Problem statement ->
Please retype everything in the listing from the line containing "Where is each" down to the line containing "unlock-icon[interactable] [579,91,589,101]", keeping both of those lines.

Available records ->
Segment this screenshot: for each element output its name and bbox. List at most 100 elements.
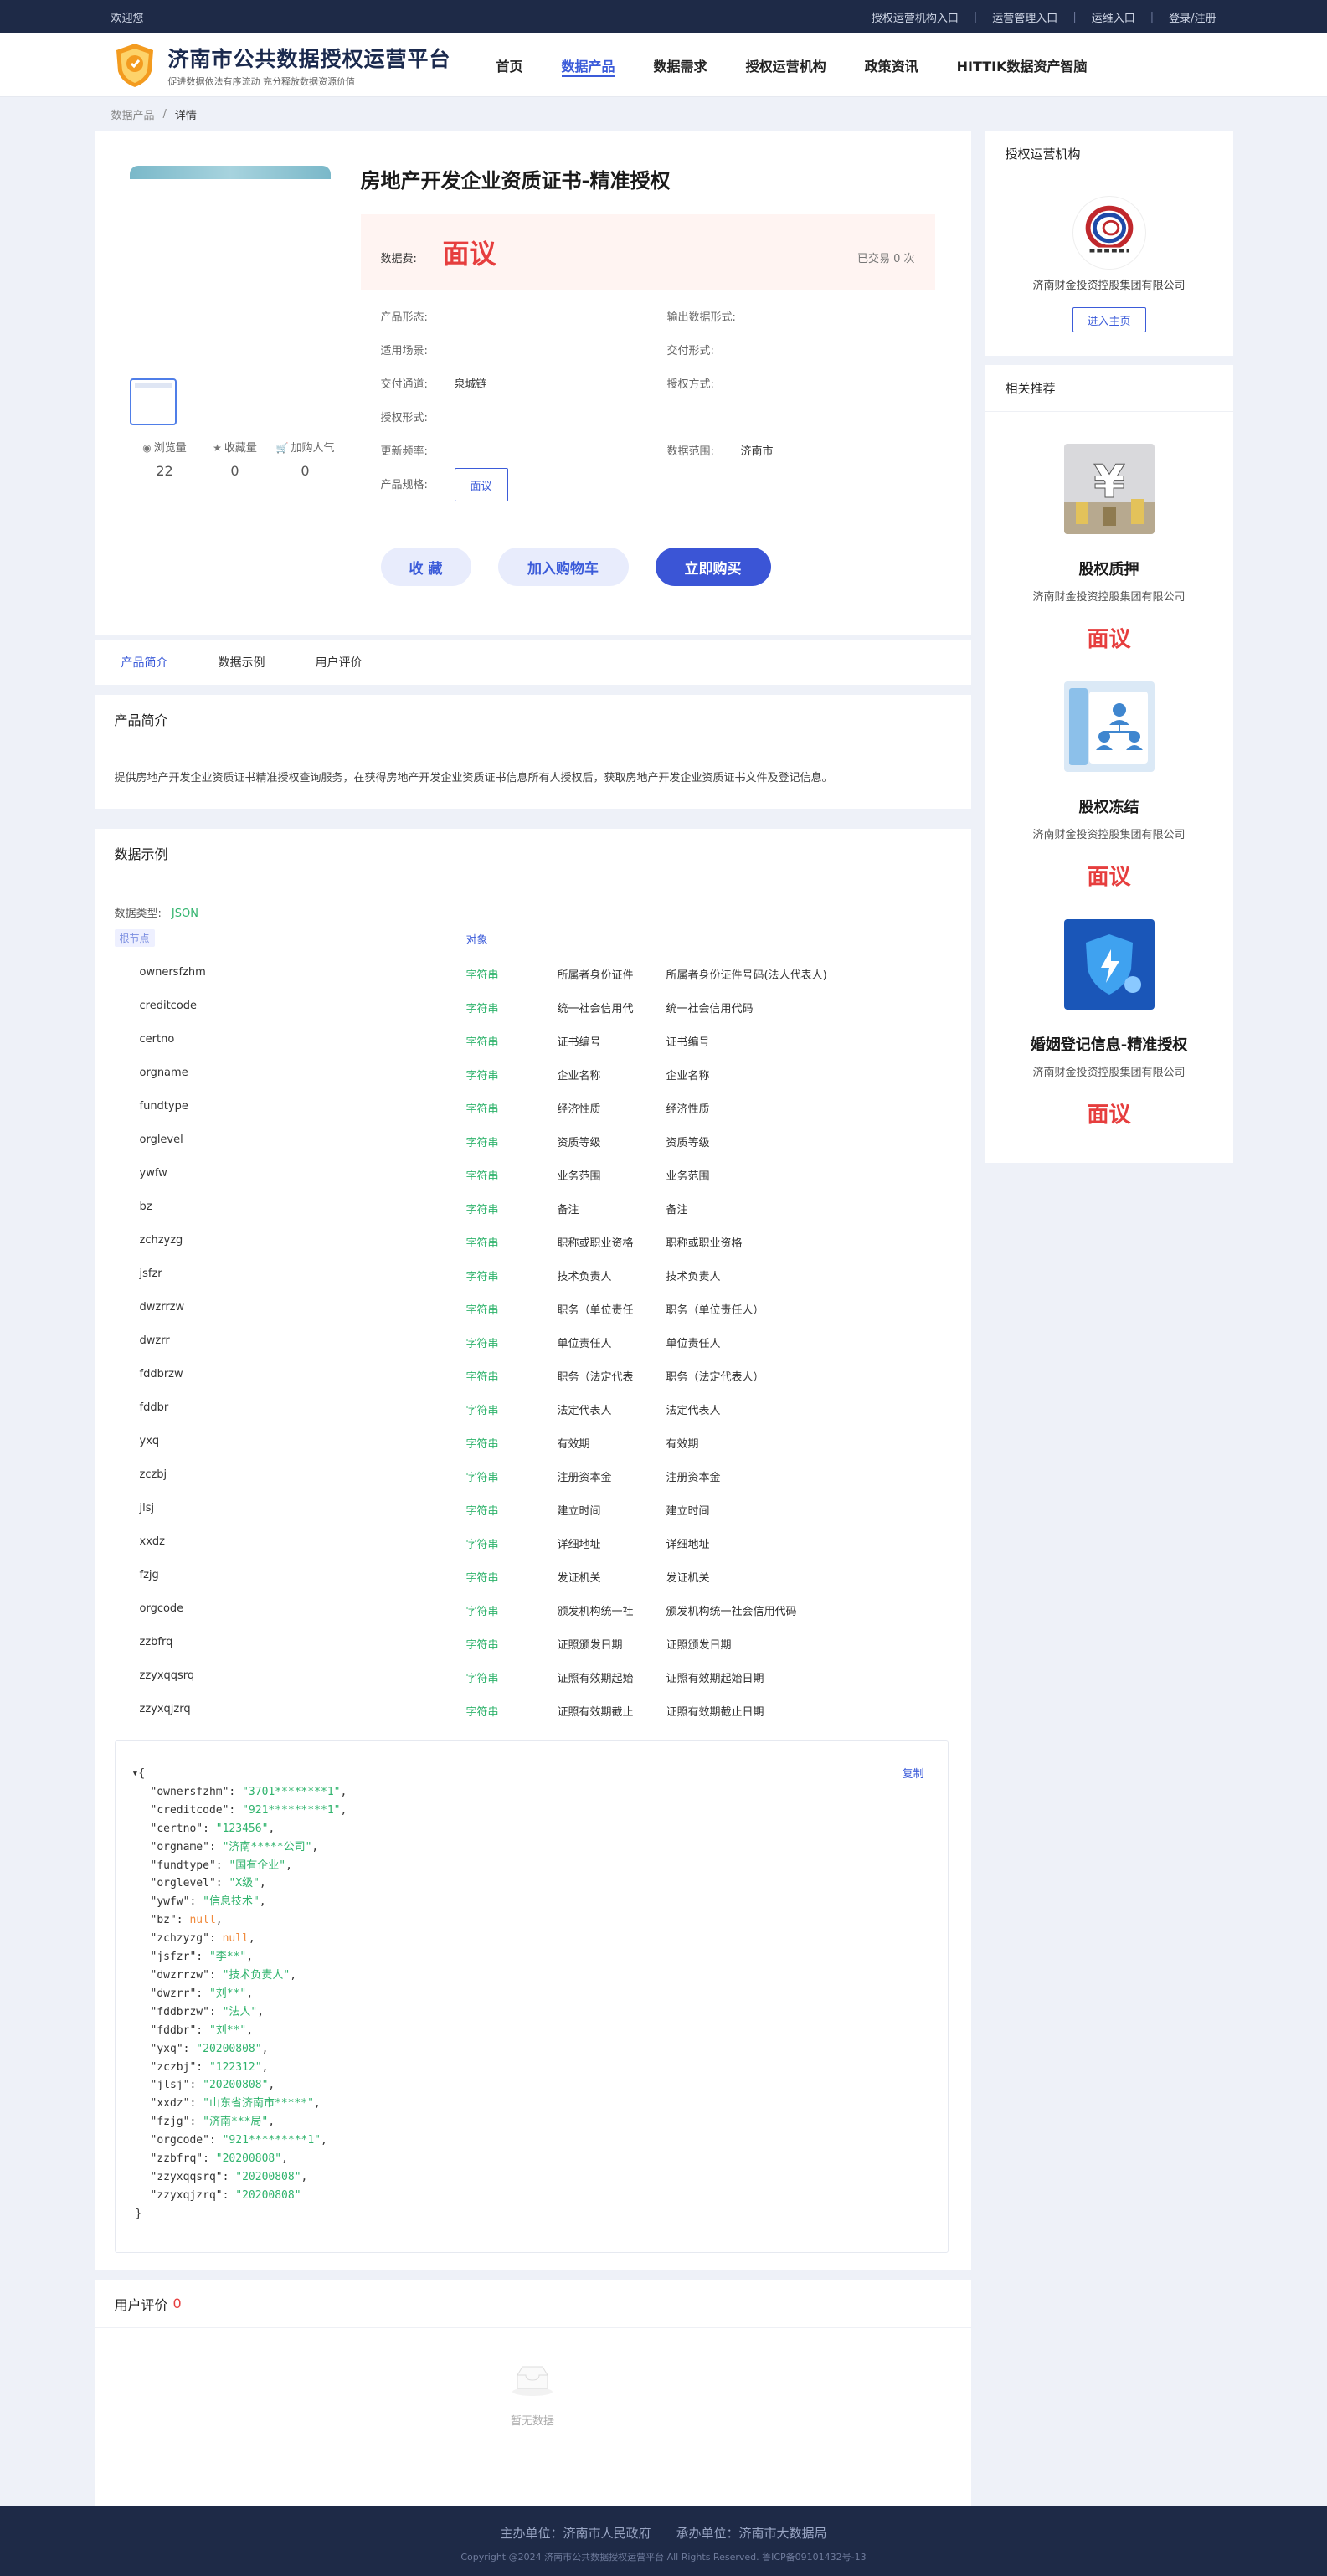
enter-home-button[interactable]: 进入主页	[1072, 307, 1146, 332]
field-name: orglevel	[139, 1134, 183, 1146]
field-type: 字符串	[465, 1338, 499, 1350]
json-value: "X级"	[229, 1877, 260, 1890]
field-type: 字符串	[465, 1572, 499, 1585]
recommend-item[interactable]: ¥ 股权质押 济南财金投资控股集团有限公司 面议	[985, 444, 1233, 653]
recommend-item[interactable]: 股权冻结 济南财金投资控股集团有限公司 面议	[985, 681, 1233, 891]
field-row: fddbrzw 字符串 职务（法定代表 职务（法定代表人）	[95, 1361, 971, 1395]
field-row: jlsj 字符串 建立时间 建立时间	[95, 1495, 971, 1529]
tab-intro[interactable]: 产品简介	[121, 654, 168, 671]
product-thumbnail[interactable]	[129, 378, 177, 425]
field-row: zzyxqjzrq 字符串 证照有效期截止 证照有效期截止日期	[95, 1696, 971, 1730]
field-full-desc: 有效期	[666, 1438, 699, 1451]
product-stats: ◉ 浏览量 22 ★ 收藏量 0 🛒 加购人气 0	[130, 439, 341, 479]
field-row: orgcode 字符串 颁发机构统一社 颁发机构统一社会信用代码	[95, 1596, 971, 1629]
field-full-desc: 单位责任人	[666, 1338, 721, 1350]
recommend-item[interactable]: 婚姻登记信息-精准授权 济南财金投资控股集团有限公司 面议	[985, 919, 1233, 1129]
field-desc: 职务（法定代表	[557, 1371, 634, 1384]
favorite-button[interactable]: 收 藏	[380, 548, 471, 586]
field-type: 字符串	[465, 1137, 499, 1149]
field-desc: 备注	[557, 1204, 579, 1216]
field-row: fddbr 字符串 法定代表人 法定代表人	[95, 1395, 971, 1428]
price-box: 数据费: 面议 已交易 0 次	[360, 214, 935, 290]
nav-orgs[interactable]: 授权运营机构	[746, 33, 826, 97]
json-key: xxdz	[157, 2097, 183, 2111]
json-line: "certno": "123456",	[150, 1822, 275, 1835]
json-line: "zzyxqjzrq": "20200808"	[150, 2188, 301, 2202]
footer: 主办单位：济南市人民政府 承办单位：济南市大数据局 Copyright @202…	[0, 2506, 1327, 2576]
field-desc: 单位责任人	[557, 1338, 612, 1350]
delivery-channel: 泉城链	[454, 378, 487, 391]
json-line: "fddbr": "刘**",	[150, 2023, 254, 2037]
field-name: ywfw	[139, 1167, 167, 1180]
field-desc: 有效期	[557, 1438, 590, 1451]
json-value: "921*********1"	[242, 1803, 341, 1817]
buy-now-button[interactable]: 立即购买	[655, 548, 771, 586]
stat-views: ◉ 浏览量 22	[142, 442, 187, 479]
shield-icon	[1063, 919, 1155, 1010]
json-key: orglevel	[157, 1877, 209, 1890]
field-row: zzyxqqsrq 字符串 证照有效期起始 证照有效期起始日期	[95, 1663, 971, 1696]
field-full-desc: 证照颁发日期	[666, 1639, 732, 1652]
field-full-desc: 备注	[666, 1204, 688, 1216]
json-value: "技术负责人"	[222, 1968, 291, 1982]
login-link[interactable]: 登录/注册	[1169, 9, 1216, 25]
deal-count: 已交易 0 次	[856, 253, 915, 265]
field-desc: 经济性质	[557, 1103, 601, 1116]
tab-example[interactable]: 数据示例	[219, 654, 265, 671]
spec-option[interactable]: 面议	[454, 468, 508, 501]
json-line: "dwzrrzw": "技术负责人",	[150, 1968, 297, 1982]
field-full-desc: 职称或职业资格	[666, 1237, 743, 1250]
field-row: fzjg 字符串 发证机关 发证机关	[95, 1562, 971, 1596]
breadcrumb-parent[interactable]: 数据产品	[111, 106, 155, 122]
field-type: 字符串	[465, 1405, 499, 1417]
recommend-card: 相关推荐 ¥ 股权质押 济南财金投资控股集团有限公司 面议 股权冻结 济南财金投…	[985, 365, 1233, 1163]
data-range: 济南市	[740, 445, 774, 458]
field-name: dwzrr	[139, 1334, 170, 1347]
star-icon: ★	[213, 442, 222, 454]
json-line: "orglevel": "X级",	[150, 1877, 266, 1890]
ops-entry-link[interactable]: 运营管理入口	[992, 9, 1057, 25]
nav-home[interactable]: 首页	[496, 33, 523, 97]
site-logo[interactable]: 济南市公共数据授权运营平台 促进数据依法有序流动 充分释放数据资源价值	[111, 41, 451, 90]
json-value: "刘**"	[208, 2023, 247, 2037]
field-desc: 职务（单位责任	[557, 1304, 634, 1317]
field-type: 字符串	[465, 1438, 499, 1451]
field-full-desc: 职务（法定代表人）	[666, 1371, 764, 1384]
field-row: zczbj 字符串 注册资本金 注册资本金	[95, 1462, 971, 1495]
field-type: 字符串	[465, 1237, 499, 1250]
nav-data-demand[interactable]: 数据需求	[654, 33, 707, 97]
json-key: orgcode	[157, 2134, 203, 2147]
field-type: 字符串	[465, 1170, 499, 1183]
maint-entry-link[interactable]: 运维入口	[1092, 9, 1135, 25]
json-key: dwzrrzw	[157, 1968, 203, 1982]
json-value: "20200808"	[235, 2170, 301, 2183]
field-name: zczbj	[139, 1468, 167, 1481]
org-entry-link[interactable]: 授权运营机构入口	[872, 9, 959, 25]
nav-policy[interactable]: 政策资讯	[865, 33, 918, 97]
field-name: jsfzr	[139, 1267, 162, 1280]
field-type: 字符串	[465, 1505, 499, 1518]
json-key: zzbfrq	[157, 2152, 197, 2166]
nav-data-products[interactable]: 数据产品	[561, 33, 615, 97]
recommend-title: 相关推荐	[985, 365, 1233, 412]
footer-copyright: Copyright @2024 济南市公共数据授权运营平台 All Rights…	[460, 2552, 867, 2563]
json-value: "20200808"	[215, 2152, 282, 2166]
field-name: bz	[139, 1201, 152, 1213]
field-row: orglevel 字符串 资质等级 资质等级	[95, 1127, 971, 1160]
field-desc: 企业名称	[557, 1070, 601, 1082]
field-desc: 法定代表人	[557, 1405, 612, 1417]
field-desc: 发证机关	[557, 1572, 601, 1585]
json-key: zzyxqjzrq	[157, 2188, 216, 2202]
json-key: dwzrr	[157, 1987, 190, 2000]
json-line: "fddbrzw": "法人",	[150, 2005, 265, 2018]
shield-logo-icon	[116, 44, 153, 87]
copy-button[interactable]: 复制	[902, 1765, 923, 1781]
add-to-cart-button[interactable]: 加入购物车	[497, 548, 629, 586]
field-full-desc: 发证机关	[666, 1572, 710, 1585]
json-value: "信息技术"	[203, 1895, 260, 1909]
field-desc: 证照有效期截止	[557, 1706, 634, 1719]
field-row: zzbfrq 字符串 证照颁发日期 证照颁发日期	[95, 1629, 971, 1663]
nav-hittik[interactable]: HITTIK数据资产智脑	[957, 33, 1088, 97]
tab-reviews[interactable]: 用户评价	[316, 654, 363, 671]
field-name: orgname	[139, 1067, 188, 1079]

* * *

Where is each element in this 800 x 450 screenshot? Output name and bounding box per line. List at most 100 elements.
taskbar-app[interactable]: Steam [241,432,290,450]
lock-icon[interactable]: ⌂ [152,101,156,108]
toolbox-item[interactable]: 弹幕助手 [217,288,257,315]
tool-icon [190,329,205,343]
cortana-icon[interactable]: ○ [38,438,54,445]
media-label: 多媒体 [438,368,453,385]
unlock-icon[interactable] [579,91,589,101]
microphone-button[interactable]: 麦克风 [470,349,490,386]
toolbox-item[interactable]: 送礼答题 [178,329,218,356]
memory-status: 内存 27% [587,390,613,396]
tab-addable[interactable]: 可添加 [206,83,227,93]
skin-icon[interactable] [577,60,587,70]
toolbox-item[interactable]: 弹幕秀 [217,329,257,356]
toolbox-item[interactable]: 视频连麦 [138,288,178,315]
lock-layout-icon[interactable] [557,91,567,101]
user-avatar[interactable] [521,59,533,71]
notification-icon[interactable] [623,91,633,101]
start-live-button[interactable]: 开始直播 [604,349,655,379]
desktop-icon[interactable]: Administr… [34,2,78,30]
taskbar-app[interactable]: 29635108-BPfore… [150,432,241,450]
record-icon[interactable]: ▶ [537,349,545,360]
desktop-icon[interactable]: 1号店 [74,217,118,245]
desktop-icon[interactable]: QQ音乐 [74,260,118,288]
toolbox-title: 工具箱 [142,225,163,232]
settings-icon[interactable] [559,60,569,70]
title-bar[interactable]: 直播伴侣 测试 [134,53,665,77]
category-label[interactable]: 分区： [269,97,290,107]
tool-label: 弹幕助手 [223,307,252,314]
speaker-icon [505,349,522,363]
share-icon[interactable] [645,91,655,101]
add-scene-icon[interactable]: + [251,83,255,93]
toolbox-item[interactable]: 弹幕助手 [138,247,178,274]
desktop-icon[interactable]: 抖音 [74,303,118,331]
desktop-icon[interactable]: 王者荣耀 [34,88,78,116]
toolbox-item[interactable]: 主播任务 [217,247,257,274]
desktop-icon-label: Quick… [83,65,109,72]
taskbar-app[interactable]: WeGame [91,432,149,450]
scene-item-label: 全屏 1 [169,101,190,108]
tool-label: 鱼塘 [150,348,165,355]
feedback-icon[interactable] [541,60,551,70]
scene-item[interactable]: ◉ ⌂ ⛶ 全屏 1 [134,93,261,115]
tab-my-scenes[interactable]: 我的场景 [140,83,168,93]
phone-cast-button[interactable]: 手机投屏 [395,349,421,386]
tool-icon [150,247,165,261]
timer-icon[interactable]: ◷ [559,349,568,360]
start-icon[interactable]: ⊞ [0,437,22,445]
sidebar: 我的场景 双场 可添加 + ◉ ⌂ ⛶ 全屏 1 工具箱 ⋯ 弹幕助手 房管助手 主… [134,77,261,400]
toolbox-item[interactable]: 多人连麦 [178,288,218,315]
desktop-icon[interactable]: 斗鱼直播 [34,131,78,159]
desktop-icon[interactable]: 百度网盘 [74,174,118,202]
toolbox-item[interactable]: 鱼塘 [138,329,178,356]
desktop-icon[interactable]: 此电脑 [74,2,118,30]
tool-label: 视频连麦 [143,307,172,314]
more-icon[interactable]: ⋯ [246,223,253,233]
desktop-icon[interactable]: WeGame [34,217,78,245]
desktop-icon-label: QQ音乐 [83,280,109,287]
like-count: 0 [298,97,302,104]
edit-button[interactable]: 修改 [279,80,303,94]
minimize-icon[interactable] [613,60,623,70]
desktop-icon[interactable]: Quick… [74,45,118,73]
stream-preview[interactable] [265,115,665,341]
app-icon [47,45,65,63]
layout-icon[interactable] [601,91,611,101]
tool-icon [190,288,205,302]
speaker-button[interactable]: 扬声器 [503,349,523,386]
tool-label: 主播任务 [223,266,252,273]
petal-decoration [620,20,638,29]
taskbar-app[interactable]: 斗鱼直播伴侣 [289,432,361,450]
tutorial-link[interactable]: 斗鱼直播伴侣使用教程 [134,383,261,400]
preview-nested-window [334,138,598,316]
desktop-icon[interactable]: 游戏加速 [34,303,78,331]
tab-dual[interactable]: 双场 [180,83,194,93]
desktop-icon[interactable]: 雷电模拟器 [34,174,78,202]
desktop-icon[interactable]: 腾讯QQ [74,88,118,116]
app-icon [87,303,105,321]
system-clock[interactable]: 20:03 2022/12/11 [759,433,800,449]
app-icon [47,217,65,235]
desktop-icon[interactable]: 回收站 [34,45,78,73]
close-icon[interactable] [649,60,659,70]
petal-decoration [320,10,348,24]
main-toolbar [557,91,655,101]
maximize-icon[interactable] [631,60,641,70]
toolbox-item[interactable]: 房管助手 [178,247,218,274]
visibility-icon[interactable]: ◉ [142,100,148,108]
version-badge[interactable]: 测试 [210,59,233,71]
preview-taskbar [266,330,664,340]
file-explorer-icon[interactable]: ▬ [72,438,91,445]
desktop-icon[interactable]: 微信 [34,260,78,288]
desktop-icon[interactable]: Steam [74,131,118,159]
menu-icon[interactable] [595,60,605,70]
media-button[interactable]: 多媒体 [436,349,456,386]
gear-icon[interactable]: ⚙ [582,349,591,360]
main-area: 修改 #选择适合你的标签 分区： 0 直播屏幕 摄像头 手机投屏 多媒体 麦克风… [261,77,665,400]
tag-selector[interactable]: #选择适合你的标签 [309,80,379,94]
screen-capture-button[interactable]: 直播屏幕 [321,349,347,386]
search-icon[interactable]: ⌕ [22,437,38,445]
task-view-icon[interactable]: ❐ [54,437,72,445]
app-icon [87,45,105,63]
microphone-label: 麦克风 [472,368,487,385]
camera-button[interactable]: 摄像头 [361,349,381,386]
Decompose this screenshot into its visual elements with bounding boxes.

Written answer ->
Where is each element in this 800 x 450 screenshot? Output name and bounding box per line. List at most 100 elements.
taskbar-app[interactable]: Steam [241,432,290,450]
lock-icon[interactable]: ⌂ [152,101,156,108]
toolbox-item[interactable]: 弹幕助手 [217,288,257,315]
tool-icon [190,329,205,343]
cortana-icon[interactable]: ○ [38,438,54,445]
media-label: 多媒体 [438,368,453,385]
unlock-icon[interactable] [579,91,589,101]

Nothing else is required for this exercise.